**SHORT TASK**
Return all lines with the word "title" in them.

**MATERIALS PROVIDED**
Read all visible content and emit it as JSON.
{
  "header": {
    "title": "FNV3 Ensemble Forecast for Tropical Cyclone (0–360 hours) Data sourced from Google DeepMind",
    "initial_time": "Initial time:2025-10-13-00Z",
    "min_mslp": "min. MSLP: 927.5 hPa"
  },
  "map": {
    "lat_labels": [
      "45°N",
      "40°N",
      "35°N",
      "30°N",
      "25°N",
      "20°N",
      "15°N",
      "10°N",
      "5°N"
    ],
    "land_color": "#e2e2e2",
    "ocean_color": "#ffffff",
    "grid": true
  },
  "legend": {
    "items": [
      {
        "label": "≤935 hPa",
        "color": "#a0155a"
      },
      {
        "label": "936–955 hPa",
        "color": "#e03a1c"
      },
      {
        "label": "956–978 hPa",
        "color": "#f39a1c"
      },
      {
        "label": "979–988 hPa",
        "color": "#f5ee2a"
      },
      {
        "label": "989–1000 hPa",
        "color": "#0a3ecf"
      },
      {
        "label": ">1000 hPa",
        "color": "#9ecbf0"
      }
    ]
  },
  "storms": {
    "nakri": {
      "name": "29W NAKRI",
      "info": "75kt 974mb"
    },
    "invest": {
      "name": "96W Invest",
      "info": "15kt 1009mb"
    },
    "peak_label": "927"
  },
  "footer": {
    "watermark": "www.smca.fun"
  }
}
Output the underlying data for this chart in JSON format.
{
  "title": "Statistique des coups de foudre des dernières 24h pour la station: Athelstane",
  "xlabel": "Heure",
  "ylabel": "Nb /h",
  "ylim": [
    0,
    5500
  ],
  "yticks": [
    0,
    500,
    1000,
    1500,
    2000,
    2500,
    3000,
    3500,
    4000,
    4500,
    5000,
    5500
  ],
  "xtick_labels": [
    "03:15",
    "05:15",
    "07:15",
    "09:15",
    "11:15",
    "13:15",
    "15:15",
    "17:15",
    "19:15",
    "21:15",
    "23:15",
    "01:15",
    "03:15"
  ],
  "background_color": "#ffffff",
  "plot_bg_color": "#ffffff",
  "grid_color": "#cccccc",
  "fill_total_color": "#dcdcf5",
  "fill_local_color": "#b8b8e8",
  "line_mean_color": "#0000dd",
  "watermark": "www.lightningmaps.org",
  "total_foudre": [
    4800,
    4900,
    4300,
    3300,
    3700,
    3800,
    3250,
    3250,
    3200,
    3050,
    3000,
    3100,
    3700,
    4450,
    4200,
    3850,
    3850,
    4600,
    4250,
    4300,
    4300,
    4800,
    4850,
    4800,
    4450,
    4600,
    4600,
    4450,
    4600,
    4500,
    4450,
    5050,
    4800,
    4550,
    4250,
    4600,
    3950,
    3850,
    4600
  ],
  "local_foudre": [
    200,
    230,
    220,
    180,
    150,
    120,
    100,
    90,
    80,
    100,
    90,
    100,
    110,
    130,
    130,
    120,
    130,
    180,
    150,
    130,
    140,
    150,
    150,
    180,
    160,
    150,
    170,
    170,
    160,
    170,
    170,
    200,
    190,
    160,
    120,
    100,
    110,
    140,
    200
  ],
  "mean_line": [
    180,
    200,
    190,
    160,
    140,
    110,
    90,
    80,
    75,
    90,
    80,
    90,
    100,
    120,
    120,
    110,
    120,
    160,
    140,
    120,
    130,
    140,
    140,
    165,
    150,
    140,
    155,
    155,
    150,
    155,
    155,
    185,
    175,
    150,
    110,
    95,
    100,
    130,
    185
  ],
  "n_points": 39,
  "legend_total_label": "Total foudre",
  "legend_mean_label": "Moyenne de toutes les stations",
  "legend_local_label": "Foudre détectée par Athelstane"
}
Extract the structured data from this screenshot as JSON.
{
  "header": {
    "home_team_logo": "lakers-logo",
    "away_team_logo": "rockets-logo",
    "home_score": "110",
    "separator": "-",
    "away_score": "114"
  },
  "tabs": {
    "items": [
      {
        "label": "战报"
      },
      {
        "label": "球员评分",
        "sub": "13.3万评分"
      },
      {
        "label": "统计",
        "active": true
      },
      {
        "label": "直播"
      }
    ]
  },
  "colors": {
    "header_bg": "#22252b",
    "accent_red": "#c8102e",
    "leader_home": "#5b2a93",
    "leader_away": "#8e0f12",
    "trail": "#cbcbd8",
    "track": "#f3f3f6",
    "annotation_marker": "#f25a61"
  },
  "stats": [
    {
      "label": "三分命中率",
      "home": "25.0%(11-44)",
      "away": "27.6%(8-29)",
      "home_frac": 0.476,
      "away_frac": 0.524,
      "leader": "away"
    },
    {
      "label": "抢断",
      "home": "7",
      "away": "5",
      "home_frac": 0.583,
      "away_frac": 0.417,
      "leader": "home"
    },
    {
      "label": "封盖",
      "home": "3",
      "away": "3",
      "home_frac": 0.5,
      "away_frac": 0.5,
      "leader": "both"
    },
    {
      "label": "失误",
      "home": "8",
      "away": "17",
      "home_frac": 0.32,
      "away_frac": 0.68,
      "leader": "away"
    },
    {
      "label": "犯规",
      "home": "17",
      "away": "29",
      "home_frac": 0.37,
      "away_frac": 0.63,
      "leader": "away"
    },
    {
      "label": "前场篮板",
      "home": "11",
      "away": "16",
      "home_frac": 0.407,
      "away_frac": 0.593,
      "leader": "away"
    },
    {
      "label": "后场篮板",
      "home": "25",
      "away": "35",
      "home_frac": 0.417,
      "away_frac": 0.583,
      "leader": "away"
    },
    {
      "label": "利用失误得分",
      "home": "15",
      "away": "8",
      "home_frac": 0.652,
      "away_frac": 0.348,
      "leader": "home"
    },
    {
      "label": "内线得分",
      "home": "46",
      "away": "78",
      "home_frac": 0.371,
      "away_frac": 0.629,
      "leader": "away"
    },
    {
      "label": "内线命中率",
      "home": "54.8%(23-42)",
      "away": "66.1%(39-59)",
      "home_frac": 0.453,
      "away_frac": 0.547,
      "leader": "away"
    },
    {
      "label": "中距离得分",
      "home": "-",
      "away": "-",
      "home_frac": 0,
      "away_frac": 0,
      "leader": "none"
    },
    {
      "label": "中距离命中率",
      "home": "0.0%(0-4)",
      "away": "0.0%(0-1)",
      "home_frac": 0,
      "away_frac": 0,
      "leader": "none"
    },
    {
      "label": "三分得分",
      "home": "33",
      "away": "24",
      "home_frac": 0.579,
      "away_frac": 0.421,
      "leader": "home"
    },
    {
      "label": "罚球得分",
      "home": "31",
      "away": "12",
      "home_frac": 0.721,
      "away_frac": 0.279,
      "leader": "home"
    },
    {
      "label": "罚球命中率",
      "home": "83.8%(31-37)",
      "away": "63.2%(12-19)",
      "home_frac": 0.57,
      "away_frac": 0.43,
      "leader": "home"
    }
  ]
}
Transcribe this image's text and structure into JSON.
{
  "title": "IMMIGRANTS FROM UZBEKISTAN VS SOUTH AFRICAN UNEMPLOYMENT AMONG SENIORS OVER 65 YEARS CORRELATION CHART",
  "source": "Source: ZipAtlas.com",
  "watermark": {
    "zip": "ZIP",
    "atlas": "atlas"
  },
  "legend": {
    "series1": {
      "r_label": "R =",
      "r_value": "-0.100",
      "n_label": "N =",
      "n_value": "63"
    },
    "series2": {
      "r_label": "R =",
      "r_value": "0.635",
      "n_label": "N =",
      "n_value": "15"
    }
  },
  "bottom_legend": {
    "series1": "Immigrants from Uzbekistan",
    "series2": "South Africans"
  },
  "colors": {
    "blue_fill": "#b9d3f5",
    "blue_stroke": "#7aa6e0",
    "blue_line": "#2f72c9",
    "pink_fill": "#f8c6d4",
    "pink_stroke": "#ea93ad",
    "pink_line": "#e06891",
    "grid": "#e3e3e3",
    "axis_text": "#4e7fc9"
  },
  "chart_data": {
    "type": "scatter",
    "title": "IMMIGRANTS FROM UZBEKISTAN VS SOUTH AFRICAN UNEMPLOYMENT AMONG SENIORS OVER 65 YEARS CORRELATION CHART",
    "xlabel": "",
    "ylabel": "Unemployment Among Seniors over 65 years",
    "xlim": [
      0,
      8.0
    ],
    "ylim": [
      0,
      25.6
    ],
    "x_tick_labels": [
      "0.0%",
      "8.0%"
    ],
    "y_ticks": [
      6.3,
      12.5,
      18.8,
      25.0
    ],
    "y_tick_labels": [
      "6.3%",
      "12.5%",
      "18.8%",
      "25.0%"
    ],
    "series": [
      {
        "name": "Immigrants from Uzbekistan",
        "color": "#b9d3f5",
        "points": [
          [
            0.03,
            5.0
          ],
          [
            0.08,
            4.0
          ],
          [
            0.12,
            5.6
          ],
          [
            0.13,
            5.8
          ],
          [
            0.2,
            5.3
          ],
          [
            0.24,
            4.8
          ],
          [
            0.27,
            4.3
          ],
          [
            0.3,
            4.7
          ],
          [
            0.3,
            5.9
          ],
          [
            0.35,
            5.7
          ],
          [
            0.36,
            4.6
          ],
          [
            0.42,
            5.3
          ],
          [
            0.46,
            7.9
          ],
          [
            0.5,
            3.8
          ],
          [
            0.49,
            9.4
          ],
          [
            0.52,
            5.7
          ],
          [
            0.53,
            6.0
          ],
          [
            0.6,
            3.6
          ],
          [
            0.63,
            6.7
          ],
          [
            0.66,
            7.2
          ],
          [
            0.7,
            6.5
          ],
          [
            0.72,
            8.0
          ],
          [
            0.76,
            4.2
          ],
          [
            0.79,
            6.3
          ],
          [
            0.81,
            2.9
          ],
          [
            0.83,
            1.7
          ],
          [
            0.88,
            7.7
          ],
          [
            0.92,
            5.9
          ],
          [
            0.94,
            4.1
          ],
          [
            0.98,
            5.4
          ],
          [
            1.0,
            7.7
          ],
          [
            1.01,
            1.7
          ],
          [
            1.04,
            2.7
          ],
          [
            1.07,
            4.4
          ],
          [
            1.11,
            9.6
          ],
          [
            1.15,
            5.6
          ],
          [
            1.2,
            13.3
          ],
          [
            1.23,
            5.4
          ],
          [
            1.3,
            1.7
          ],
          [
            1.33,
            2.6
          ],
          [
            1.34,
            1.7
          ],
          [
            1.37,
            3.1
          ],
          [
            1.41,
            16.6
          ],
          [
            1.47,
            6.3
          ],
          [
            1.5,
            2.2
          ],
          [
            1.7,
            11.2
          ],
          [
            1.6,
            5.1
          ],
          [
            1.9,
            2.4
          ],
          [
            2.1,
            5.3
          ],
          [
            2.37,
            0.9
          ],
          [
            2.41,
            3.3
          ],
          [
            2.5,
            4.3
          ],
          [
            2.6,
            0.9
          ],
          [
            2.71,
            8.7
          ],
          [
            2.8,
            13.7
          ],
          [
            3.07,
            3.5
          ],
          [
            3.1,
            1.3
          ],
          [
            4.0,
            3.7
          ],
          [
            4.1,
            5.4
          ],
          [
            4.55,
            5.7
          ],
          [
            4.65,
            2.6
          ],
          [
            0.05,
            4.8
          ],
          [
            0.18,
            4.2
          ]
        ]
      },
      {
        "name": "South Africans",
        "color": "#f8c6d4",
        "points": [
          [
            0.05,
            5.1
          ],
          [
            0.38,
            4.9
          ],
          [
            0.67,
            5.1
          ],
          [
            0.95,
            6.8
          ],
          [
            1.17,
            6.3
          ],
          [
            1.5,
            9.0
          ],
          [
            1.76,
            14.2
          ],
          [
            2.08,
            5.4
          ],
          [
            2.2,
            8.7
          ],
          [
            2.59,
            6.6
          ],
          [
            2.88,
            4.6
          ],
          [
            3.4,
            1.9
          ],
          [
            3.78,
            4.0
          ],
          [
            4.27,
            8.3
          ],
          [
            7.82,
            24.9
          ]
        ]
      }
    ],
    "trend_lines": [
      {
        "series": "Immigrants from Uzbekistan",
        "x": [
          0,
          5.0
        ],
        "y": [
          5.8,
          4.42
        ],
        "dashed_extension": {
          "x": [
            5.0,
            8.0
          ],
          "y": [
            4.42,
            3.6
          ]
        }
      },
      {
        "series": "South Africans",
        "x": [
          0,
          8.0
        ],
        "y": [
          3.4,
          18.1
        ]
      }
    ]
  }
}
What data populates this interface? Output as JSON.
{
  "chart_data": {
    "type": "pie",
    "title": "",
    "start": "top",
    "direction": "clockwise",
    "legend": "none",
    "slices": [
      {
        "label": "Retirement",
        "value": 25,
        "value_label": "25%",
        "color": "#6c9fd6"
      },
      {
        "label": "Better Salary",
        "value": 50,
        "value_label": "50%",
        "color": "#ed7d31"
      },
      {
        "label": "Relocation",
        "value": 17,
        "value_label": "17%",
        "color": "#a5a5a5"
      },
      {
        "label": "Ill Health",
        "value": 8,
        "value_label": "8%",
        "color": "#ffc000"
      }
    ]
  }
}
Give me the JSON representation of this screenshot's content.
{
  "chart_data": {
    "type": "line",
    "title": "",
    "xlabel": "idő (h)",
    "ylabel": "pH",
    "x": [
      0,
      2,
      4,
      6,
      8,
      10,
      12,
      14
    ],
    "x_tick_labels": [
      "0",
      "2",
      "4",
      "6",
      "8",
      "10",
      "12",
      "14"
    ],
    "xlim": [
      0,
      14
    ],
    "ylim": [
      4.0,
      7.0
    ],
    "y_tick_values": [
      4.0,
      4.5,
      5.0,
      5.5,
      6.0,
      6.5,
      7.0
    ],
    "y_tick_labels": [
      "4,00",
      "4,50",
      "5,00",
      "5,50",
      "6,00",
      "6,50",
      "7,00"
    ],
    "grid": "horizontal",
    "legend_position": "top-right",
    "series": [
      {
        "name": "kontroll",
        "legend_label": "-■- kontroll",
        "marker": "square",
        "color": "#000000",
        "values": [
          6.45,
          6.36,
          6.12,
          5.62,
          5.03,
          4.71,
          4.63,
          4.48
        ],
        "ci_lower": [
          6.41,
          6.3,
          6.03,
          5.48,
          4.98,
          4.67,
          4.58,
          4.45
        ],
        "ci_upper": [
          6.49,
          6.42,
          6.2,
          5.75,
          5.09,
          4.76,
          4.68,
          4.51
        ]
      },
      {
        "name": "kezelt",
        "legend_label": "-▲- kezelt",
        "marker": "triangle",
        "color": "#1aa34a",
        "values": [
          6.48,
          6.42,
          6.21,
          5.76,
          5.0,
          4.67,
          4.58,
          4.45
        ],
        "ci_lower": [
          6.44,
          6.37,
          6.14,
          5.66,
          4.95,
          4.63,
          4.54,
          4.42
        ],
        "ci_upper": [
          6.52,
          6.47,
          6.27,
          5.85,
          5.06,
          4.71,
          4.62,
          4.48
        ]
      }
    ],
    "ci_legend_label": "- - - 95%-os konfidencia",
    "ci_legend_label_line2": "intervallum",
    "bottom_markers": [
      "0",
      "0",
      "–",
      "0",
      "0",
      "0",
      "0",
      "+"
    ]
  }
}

**REPLY TO THE TASK**
    "title": "FNV3 Ensemble Forecast for Tropical Cyclone (0–360 hours) Data sourced from Google DeepMind",
  "title": "Statistique des coups de foudre des dernières 24h pour la station: Athelstane",
  "title": "IMMIGRANTS FROM UZBEKISTAN VS SOUTH AFRICAN UNEMPLOYMENT AMONG SENIORS OVER 65 YEARS CORRELATION CHART",
    "title": "IMMIGRANTS FROM UZBEKISTAN VS SOUTH AFRICAN UNEMPLOYMENT AMONG SENIORS OVER 65 YEARS CORRELATION CHART",
    "title": "",
    "title": "",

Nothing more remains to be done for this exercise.